:: WHAT THE TASK REQUIRES ::
Take each line containing the word "Atlantic" and copy it.

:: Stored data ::

★ ★ ★

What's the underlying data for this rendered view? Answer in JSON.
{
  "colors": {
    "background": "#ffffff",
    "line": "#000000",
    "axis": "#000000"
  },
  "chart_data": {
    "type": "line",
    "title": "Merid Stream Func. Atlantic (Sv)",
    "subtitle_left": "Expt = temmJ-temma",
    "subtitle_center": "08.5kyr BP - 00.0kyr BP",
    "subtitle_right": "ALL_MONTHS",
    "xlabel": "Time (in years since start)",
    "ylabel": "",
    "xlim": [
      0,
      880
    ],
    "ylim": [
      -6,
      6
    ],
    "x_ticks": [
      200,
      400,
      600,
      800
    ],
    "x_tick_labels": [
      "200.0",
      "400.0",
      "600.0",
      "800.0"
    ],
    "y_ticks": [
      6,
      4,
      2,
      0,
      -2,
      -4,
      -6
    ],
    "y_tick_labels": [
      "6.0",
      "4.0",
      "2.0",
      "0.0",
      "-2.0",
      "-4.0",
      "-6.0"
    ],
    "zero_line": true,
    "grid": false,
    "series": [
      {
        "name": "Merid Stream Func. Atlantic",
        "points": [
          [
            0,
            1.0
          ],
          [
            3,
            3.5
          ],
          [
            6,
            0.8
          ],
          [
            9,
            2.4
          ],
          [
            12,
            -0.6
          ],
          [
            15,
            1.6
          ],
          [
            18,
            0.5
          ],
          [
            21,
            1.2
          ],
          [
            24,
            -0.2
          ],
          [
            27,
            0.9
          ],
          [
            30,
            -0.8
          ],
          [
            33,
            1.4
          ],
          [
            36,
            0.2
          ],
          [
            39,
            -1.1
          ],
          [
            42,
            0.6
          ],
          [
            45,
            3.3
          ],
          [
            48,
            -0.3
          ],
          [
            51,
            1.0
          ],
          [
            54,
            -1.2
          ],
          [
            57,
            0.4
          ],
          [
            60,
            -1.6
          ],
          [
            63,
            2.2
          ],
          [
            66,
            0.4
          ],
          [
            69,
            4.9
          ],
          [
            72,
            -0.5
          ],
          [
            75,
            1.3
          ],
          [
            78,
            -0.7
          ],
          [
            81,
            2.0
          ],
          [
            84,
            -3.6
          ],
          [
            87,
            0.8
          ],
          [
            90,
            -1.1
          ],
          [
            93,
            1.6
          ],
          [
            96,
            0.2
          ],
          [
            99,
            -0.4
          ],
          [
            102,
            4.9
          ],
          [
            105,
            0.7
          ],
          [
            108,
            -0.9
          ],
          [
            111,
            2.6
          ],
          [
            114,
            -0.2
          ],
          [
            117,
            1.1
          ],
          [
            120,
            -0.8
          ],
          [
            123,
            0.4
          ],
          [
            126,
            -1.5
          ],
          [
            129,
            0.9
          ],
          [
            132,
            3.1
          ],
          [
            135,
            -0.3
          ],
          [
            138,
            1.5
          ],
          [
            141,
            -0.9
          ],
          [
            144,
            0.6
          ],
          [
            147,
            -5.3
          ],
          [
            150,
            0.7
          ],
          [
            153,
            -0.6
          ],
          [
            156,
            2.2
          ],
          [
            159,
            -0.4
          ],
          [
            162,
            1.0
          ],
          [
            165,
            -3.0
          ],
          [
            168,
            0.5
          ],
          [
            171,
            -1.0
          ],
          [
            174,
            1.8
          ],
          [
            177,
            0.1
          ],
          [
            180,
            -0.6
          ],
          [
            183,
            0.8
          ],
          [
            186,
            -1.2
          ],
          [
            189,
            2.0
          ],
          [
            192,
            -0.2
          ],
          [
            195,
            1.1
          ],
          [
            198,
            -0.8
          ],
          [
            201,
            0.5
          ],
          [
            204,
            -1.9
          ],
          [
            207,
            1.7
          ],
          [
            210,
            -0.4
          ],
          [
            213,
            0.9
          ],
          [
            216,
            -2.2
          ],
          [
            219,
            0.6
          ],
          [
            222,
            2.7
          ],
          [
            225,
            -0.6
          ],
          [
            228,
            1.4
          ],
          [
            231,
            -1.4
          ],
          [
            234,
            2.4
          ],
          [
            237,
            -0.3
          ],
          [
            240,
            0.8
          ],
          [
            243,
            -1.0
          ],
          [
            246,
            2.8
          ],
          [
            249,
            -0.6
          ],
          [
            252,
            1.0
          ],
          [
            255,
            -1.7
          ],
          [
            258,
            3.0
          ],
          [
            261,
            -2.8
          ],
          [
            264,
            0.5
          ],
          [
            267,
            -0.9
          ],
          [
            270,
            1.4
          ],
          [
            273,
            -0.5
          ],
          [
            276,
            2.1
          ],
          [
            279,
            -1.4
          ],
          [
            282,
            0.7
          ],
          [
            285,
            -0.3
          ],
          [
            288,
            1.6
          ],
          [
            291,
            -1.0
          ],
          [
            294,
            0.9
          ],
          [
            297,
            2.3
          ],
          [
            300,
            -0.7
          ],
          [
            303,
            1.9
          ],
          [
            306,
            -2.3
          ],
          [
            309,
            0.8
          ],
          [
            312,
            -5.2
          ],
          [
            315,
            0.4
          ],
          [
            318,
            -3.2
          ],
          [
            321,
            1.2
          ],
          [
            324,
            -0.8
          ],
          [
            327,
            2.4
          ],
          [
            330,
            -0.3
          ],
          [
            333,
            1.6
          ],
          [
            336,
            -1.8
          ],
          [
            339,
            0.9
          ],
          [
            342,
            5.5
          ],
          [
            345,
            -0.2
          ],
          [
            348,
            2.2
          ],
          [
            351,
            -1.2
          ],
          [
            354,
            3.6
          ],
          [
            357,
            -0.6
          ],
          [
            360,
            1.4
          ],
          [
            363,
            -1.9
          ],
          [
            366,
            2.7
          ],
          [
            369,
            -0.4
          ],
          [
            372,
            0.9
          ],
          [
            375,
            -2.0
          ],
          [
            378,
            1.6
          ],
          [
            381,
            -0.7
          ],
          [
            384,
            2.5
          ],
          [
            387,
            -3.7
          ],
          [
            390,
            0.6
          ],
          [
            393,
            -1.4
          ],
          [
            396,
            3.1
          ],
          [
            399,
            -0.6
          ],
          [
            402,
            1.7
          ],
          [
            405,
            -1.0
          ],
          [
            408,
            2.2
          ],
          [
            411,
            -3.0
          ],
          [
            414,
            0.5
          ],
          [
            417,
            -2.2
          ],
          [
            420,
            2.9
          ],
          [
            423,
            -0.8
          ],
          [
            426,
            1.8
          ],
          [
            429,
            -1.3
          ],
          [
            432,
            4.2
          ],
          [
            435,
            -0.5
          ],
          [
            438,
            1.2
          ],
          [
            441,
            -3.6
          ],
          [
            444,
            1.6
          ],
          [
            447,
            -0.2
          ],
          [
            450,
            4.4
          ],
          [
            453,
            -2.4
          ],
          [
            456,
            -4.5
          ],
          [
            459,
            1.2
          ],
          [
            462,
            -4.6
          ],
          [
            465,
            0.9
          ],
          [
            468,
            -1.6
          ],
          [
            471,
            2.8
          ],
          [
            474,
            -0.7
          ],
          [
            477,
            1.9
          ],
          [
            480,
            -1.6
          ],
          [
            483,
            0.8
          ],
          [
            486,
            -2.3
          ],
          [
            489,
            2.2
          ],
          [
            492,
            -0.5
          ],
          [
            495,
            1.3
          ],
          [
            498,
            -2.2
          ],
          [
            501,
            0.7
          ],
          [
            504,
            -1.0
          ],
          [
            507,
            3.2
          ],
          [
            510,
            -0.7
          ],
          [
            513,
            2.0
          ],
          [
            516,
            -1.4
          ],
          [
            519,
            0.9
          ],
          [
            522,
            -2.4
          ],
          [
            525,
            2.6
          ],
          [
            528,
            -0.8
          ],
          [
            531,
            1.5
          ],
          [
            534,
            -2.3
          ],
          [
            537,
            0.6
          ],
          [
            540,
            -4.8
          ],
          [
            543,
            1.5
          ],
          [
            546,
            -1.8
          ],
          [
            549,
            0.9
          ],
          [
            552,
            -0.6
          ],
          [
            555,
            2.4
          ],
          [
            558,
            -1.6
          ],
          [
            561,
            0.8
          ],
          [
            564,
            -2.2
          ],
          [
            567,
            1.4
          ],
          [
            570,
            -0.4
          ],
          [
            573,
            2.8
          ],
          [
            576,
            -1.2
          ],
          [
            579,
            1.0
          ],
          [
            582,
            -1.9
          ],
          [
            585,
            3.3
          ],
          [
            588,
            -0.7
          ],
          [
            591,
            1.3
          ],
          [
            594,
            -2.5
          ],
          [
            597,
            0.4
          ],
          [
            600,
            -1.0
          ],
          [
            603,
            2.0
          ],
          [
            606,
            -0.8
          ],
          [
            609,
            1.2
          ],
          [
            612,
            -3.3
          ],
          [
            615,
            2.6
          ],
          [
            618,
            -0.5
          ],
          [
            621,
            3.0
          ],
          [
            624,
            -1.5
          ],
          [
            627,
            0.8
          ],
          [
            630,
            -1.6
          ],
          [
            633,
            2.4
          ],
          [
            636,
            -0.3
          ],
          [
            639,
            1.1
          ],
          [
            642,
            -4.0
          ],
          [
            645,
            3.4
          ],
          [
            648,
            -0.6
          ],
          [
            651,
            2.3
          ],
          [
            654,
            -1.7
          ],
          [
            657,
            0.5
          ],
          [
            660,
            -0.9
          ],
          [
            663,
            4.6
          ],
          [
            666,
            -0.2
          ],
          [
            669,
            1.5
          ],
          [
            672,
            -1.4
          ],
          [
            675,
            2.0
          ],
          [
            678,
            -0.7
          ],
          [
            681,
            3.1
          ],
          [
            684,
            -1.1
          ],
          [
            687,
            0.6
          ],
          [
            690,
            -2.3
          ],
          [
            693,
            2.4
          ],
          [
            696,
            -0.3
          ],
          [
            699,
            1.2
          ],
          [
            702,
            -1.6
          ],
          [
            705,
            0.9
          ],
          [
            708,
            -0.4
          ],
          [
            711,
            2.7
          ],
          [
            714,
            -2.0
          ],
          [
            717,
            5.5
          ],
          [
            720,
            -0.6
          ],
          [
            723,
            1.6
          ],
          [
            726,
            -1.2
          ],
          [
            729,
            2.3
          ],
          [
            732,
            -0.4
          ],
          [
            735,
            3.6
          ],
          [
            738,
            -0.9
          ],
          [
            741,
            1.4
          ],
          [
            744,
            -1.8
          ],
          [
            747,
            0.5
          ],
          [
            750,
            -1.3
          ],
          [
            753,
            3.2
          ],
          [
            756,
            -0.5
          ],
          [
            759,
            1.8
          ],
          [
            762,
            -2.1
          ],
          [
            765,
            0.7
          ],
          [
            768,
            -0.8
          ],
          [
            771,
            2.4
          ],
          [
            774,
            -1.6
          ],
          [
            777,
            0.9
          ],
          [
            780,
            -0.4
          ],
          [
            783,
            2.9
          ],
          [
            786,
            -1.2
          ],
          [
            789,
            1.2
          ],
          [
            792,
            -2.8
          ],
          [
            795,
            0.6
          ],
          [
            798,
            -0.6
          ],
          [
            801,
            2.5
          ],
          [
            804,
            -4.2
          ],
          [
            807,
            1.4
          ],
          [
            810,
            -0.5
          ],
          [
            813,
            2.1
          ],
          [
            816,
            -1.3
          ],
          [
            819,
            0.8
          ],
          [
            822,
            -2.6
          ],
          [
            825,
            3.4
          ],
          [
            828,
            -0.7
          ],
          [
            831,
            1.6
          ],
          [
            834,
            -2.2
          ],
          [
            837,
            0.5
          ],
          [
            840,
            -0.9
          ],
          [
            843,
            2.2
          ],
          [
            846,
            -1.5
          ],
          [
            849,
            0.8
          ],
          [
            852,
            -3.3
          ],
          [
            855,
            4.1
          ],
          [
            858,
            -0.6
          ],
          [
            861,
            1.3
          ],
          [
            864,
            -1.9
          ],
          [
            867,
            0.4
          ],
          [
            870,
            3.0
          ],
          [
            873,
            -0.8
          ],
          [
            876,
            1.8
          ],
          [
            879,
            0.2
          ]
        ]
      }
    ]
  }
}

★ ★ ★

:: THE REPLY ::
    "title": "Merid Stream Func. Atlantic (Sv)",
        "name": "Merid Stream Func. Atlantic",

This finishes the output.